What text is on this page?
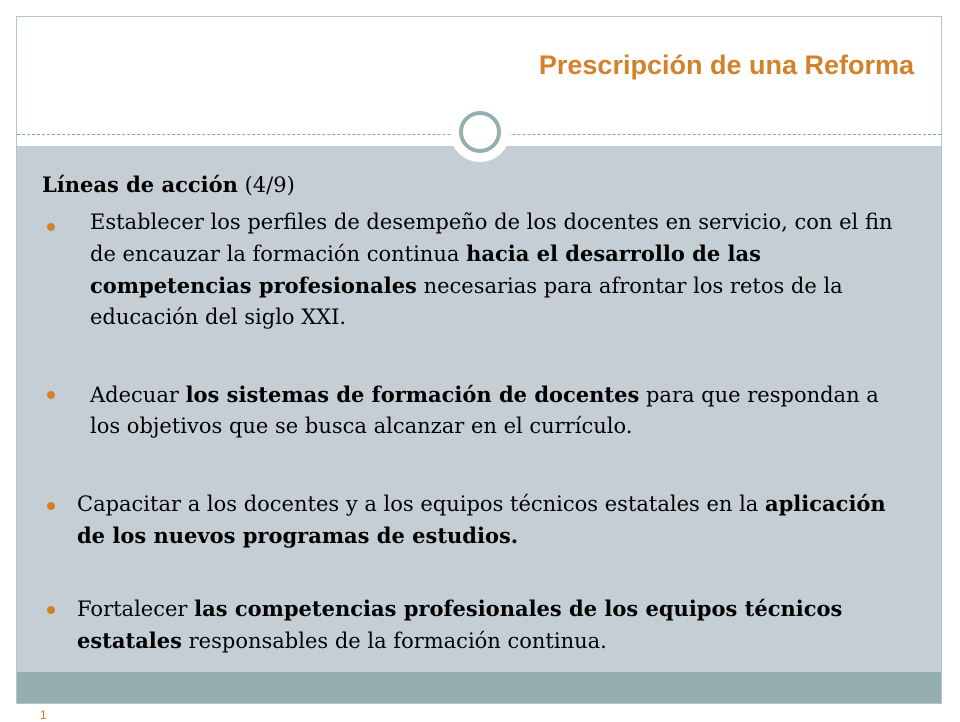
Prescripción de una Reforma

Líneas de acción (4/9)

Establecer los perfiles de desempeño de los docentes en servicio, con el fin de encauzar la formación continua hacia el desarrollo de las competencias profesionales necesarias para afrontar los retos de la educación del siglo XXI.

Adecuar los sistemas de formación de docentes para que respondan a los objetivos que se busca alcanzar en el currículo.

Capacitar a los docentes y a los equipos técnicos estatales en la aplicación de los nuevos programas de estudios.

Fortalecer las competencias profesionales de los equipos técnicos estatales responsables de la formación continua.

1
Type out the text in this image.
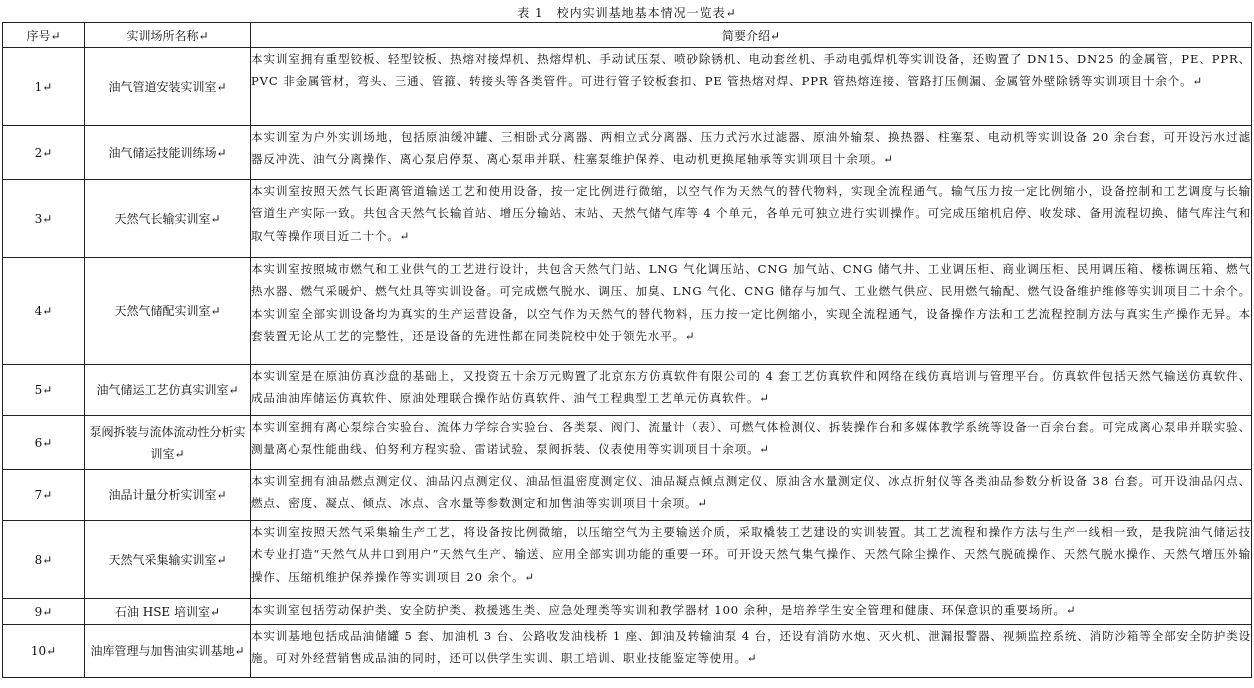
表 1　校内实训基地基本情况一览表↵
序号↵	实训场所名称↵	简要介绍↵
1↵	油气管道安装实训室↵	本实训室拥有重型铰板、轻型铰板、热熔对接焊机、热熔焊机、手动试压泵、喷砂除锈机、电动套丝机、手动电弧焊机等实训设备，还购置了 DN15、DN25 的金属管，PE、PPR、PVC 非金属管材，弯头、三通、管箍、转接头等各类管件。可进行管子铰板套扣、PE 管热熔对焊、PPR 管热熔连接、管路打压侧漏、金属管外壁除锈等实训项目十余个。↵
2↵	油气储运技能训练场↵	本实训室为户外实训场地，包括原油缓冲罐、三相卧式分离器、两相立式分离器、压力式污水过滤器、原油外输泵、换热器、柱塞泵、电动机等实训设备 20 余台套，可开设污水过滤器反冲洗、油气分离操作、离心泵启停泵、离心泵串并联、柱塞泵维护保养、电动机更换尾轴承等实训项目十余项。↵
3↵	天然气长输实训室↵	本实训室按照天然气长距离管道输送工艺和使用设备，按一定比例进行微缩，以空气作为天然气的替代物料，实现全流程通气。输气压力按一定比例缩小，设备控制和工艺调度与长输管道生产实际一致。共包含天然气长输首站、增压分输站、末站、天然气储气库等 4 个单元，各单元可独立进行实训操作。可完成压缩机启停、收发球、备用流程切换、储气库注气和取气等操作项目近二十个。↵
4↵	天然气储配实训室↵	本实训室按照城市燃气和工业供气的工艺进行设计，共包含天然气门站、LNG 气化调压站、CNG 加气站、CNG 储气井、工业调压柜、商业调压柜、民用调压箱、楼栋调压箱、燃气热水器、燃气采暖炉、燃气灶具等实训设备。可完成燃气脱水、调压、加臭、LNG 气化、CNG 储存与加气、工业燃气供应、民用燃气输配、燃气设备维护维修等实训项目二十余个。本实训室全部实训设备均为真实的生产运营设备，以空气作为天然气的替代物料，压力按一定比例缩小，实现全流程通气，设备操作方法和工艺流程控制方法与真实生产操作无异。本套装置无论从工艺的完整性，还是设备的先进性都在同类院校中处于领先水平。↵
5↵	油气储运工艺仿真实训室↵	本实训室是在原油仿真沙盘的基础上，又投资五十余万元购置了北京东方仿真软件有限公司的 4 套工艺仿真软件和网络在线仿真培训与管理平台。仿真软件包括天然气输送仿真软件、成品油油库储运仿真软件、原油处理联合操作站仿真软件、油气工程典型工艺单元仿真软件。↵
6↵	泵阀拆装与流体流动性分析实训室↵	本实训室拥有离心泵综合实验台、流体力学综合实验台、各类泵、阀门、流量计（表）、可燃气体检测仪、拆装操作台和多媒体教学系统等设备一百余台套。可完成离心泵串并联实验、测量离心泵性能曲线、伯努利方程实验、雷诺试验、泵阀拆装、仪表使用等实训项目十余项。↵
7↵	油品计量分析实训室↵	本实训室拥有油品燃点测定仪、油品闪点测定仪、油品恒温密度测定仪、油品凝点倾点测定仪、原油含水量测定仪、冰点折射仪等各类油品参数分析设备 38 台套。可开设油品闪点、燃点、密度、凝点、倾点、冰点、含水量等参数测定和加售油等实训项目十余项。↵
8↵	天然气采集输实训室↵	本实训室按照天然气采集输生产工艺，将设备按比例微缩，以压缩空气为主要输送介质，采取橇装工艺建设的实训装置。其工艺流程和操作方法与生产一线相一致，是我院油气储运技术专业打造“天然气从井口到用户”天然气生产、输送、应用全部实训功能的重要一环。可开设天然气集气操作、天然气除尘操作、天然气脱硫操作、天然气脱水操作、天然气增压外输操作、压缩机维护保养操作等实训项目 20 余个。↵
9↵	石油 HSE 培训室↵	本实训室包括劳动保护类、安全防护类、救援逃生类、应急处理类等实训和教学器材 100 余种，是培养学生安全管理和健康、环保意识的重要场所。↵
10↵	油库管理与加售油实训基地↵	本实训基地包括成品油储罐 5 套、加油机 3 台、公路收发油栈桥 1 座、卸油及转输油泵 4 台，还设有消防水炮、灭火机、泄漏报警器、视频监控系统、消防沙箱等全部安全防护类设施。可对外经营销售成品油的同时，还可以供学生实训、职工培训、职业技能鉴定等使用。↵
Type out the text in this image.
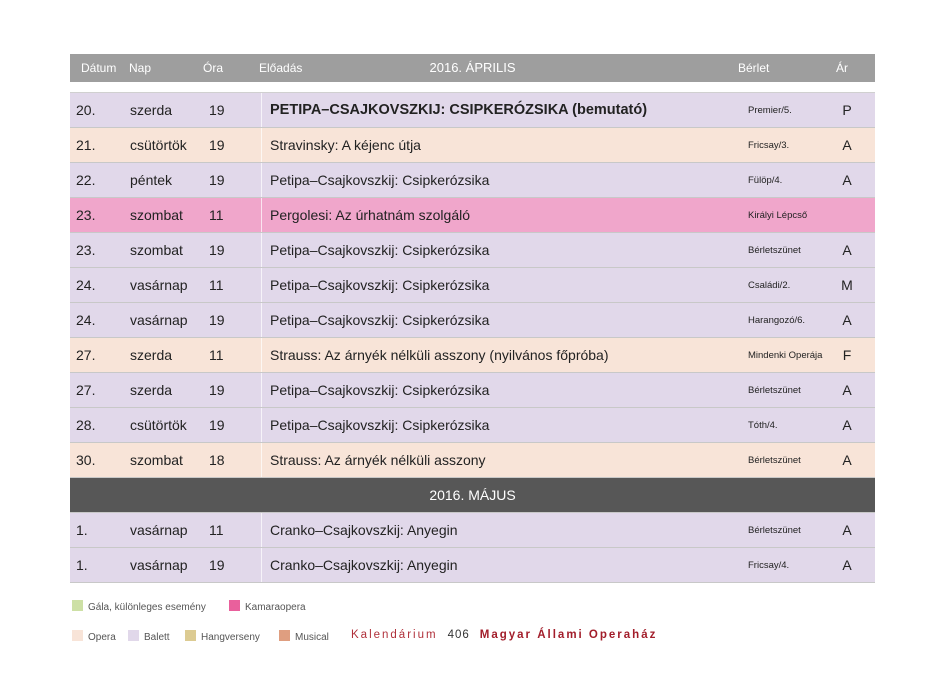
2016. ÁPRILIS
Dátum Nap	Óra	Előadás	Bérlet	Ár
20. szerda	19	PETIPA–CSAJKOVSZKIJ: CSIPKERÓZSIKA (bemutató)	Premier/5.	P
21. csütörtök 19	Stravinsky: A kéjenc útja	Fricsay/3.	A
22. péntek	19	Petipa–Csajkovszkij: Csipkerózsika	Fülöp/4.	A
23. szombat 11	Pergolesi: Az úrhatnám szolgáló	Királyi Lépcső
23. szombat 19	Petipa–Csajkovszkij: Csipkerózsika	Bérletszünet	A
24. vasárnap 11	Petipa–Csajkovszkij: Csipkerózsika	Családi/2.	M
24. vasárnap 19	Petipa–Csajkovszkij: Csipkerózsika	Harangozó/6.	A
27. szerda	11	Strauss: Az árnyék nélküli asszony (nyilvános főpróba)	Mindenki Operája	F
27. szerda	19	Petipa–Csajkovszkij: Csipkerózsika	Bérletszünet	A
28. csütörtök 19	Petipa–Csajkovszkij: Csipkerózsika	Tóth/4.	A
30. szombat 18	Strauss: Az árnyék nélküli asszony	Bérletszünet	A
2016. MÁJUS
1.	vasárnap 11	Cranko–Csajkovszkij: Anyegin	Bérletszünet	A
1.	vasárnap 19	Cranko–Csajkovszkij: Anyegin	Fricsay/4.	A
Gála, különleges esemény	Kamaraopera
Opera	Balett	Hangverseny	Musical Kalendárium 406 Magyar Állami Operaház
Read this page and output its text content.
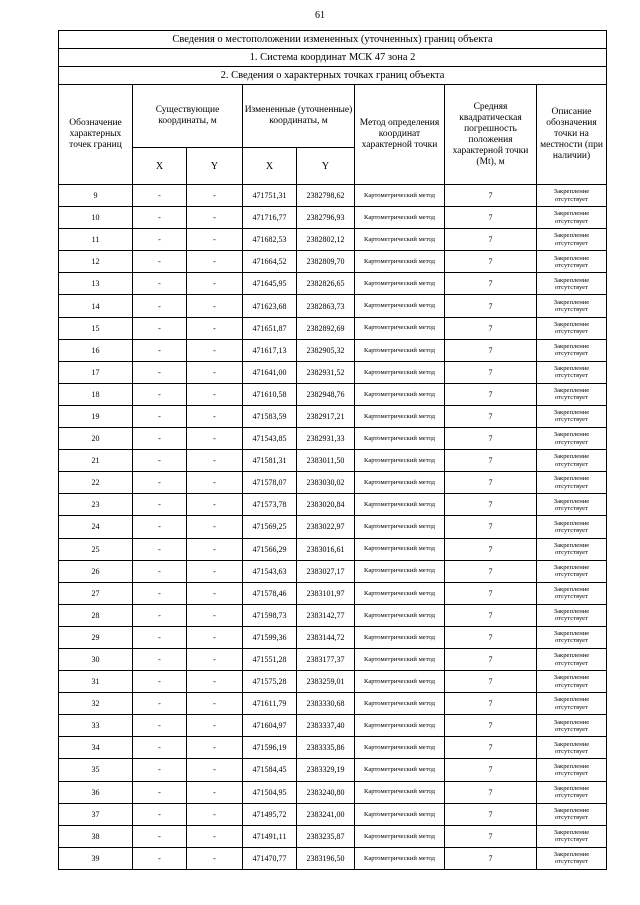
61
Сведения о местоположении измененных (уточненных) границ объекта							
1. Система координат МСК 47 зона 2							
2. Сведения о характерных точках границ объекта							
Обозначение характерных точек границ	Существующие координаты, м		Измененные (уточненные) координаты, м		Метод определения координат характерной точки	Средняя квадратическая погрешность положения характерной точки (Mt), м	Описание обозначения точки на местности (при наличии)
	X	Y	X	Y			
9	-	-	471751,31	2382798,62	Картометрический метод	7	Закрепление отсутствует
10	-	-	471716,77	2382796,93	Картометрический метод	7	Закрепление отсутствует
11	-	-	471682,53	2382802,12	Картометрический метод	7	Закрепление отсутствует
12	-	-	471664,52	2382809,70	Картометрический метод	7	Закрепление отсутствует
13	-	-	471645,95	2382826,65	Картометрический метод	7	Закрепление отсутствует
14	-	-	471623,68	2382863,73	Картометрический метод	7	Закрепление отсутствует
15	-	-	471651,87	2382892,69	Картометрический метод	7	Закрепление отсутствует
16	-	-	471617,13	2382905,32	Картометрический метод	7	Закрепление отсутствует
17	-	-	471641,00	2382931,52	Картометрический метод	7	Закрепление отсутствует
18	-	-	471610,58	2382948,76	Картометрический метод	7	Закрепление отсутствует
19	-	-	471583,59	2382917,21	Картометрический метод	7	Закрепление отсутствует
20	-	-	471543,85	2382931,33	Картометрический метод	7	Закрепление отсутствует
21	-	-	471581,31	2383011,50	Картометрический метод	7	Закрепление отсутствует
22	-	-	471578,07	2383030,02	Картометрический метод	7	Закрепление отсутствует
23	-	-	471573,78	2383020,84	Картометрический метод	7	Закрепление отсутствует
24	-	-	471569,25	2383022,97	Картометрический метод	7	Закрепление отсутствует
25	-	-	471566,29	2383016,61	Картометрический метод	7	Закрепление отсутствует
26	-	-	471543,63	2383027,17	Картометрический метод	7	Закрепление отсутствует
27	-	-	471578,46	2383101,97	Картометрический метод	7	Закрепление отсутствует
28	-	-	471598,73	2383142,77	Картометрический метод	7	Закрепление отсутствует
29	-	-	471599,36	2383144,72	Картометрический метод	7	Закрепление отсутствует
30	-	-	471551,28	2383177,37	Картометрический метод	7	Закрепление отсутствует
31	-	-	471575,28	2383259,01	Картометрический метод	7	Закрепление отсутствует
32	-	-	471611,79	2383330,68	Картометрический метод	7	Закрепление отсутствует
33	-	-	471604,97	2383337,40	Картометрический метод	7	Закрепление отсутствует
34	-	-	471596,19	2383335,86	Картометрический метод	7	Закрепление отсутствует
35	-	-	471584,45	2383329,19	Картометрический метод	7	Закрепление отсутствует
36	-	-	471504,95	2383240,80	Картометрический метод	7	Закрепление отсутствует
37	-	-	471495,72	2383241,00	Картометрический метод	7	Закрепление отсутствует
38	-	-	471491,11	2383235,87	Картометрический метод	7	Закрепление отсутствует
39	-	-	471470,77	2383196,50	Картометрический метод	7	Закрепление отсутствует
§ §
#### STATED GOAL:
Of all the lines above, how many contain the word "técnicos"? Give the number and nothing else.

#### CORRECT RESPONSE:
2